— Задание для выполнения —
Изложите содержание отрывка о массовых убийствах в концлагерях в двух предложениях.

··· Отрывок ···

Самой большой наградой для палачей был отпуск за границей, неслыханная роскошь для большинства эсэсовцев. Местом отдыха была Италия. Весной 1942 года более двух десятков убийц из Заксенхаузена отправились в путешествие на юг; несколько месяцев спустя, направившись на остров Капри, тот же путь проделала аналогичная по составу группа из Дахау. Убийцы отметились в эсэсовском стиле; кто-то из охранников Заксенхаузена в пьяном угаре учинил погром в номерах, ущерб был значительный. В небольшом городке Сорренто эсэсовцы нашли время попозировать для немецкого журнала, позже поместившего одну из фотографий на первой странице обложки: молодая итальянка отплясывает тарантеллу, а на заднем плане блокфюреры из Заксенхаузена при полном параде – в фуражках, черных кожаных перчатках и с церемониальными мечами (с изящными прямыми клинками и деревянными рукоятками с рунами победы) – отдыхают, возлежа в плетеных креслах. Однако даже отпуск в солнечной Италии не был способен помочь сразу всем. По возвращении как минимум один из расстрельщиков Заксенхаузена признался коллеге, что по-прежнему страдает от ночных кошмаров, в которых ему снятся убитые военнопленные. Так что массовое убийство оказалось отнюдь не таким простым делом, как себе представляли его некоторые эсэсовцы. Глядя в лицо беззащитным в своей наготе жертвам, они старались быть достойными своего идеала беспощадных политических солдат.
Тем не менее операции по уничтожению в основном из графика не выпадали. Угрызения совести эсэсовцев никаких мало-мальски серьезных препятствий не создавали, равно как и их растущая осведомленность об убийствах обычных заключенных. Спустя всего пару недель хорошо информированные заключенные оказались в курсе происходящего. Капо в лагерных прачечных получали огромные тюки советского обмундирования, а капо в крематориях, помогавшие сжигать трупы, находили в пепле советские медали и монеты. В концлагерях убийства вскоре сделались секретом Полишинеля. «Мы все потрясены этими массовыми убийствами, которые уже унесли жизни более тысячи [красноармейцев], – писал в тайном дневнике политический заключенный Заксенхаузена 19 сентября 1941 года. – Сейчас мы не в состоянии им помочь». И вновь заключенные оказывались лицом к лицу с беспомощностью. Кроме того, приходилось опасаться за свою жизнь. Теперь, когда эсэсовцы перешли к массовым убийствам в лагерях, что будет дальше? Коммунист Рудольф Вундерлих, капо в Заксенхаузене, вспоминал, что после этого все заключенные еще долгое время были «охвачены бессильной яростью, сменявшейся приступами страха и тоской». Тем временем эсэсовское лагерное начальство расценило первый опыт массового уничтожения как успешный и вскоре приступило к еще более масштабным программам насилия и убийств.

··· Данные для анализа ···

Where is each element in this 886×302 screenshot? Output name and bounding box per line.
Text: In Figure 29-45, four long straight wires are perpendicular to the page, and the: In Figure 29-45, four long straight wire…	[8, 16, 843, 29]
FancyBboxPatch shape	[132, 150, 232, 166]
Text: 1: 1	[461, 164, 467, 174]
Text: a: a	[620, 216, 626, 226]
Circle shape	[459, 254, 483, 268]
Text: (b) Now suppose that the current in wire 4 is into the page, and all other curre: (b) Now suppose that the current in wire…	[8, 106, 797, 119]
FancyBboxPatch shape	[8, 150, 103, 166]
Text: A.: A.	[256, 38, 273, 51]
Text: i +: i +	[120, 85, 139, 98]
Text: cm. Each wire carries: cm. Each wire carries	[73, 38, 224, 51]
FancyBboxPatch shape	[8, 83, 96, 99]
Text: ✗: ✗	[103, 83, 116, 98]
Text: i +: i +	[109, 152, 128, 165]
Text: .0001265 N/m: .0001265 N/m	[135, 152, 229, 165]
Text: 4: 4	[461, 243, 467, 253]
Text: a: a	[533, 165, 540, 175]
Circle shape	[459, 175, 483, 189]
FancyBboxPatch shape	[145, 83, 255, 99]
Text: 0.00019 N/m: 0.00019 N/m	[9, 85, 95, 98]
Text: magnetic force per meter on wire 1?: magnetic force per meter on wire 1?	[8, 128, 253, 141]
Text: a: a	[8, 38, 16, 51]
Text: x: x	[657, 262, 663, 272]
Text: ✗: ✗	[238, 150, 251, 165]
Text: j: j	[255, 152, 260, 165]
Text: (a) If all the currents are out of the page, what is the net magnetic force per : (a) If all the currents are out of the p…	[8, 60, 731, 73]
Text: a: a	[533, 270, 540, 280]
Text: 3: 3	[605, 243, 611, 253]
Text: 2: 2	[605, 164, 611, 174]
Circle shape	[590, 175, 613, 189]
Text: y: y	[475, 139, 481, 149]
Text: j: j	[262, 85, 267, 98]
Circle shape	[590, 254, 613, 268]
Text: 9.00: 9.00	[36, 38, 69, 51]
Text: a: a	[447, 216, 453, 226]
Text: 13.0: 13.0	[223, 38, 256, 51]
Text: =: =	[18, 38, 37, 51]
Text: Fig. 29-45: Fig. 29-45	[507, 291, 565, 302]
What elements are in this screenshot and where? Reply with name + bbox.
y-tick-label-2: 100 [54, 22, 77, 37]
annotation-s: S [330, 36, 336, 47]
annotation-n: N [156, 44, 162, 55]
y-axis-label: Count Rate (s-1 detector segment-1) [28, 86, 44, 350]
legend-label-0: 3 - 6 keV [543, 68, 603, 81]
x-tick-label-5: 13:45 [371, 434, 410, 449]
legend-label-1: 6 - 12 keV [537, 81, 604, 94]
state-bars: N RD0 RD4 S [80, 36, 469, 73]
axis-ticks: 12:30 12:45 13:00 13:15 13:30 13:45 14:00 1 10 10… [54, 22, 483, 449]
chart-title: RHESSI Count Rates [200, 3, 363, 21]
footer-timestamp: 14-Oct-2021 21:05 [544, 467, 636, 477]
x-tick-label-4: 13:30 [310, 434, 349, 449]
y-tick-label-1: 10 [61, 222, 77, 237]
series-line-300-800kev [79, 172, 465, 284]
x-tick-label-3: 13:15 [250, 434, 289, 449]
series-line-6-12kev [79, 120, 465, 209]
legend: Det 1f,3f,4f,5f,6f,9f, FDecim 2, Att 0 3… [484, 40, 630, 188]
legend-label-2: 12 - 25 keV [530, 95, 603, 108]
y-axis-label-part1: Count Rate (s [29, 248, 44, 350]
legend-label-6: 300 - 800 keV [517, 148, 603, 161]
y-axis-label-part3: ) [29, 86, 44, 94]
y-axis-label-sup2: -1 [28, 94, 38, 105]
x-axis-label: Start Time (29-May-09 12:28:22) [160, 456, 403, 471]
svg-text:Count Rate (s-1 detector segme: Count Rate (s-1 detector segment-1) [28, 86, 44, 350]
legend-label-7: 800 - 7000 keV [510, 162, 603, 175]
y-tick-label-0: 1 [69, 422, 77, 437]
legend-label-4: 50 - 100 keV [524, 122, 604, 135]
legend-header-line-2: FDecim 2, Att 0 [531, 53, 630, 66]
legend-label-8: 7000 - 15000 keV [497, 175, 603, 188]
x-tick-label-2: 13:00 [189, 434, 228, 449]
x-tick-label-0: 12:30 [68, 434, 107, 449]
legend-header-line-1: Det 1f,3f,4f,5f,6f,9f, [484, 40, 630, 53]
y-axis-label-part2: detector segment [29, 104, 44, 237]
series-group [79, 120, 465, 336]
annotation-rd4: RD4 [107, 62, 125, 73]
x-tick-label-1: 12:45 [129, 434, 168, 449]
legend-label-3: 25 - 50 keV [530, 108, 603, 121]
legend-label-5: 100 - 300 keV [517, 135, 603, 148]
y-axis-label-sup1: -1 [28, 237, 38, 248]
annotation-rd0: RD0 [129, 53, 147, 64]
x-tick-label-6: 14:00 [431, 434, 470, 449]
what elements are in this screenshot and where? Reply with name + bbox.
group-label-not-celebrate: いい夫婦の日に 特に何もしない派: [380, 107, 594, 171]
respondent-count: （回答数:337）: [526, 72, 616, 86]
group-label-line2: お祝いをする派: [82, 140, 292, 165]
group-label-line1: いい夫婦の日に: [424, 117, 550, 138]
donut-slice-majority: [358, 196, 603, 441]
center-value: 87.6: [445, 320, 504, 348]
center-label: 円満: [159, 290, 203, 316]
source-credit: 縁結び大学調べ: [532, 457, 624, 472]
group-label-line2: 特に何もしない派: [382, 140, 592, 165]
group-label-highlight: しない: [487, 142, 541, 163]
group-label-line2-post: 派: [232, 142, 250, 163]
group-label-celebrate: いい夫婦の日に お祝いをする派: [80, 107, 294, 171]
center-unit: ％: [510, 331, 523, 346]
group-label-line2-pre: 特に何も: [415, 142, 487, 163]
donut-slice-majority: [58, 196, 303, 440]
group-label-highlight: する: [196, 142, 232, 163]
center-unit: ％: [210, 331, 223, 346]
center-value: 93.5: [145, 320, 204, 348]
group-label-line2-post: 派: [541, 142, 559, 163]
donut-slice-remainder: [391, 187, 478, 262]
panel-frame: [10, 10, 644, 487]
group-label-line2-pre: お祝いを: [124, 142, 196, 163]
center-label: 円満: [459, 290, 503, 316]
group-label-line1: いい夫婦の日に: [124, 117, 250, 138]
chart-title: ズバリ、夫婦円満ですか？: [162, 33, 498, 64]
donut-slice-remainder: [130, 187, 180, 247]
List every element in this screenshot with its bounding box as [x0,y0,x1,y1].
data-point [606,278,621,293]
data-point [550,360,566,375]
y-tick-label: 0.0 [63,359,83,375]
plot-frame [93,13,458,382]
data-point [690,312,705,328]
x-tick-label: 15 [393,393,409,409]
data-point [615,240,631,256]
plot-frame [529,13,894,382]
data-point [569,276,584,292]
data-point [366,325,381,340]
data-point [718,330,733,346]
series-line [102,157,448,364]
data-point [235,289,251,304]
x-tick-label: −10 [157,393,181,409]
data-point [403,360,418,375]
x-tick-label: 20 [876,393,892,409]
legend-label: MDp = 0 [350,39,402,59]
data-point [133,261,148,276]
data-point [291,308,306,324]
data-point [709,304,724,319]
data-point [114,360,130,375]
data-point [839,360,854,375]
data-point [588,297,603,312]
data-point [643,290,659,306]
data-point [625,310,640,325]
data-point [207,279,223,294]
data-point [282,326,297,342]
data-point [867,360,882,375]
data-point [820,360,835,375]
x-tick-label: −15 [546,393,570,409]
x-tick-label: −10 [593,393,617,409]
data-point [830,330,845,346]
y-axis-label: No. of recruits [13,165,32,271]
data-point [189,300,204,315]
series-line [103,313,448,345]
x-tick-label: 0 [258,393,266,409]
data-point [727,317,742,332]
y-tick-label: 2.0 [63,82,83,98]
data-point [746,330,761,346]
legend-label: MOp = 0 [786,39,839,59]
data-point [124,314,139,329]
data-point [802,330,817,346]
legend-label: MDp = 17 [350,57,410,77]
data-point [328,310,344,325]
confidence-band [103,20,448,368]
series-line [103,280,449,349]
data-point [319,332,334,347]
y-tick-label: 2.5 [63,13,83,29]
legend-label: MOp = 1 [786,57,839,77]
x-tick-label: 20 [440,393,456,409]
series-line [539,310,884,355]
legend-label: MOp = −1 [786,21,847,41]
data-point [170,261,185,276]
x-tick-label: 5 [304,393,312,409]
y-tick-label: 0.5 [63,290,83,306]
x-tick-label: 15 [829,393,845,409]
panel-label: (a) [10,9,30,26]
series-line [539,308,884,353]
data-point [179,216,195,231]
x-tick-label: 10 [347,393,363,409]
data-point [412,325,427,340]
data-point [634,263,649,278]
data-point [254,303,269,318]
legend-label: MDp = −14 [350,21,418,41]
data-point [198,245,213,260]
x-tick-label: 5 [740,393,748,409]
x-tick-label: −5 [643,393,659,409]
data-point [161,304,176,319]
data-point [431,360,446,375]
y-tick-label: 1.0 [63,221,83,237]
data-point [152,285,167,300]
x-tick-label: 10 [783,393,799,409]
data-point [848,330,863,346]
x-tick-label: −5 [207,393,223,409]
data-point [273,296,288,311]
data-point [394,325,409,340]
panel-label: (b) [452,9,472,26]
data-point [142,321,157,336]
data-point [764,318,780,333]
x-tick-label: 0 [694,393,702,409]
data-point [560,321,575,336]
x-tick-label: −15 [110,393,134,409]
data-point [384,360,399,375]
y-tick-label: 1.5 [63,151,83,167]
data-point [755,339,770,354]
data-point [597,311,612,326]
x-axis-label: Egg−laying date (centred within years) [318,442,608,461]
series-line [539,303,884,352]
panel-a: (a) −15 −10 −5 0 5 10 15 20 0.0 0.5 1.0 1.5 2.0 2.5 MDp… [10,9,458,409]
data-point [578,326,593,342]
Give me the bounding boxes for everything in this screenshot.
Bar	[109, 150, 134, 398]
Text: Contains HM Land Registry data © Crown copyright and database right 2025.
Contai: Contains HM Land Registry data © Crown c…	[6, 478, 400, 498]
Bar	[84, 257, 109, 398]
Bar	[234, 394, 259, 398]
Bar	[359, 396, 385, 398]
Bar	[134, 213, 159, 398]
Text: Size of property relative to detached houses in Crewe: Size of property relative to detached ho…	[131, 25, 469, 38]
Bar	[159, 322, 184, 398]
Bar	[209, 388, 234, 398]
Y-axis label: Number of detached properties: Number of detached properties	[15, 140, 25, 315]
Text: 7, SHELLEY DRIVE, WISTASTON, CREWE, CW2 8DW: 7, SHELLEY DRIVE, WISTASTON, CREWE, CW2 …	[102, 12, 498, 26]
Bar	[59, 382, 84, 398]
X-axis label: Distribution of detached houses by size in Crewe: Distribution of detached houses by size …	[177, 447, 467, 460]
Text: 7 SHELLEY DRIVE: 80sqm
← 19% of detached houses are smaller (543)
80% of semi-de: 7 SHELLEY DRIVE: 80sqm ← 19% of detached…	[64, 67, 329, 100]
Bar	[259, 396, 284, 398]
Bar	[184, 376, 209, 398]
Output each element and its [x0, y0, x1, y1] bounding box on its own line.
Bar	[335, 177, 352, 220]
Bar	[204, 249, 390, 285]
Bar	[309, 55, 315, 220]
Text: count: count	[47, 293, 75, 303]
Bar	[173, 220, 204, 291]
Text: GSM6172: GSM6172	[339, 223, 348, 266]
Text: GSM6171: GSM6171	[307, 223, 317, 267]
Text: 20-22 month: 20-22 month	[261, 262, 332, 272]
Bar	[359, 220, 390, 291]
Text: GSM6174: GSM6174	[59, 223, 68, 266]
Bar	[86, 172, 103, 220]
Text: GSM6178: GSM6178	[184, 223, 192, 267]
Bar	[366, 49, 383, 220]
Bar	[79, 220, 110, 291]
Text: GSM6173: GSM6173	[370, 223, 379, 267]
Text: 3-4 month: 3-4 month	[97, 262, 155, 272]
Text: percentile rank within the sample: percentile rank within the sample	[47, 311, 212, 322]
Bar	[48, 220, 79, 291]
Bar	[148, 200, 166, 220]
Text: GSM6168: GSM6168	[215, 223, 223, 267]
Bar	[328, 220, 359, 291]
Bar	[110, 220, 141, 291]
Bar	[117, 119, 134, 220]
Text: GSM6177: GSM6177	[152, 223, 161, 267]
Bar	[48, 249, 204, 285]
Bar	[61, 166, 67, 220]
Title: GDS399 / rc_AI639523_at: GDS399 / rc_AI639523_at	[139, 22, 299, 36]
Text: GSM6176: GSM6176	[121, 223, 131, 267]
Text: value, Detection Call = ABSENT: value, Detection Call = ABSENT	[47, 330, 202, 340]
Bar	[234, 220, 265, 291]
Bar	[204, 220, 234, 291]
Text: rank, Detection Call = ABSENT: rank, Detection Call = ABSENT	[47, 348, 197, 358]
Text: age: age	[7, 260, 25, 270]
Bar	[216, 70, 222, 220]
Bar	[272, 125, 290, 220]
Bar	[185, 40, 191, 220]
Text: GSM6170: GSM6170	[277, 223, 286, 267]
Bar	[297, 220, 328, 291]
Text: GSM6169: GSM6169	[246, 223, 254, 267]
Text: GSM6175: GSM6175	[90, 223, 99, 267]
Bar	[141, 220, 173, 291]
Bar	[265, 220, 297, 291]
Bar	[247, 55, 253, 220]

···

— Результат упражнения —
Самой большой наградой для эсэсовских палачей из Заксенхаузена и Дахау в 1942 году стал отпуск в Италии, однако и после него как минимум одного из расстрельщиков мучили ночные кошмары об убитых военнопленных. Тем не менее ни угрызения совести эсэсовцев, ни осведомленность заключенных, охваченных бессильной яростью и страхом, не помешали операциям по уничтожению, и лагерное начальство, сочтя первый опыт успешным, вскоре приступило к еще более масштабным программам убийств.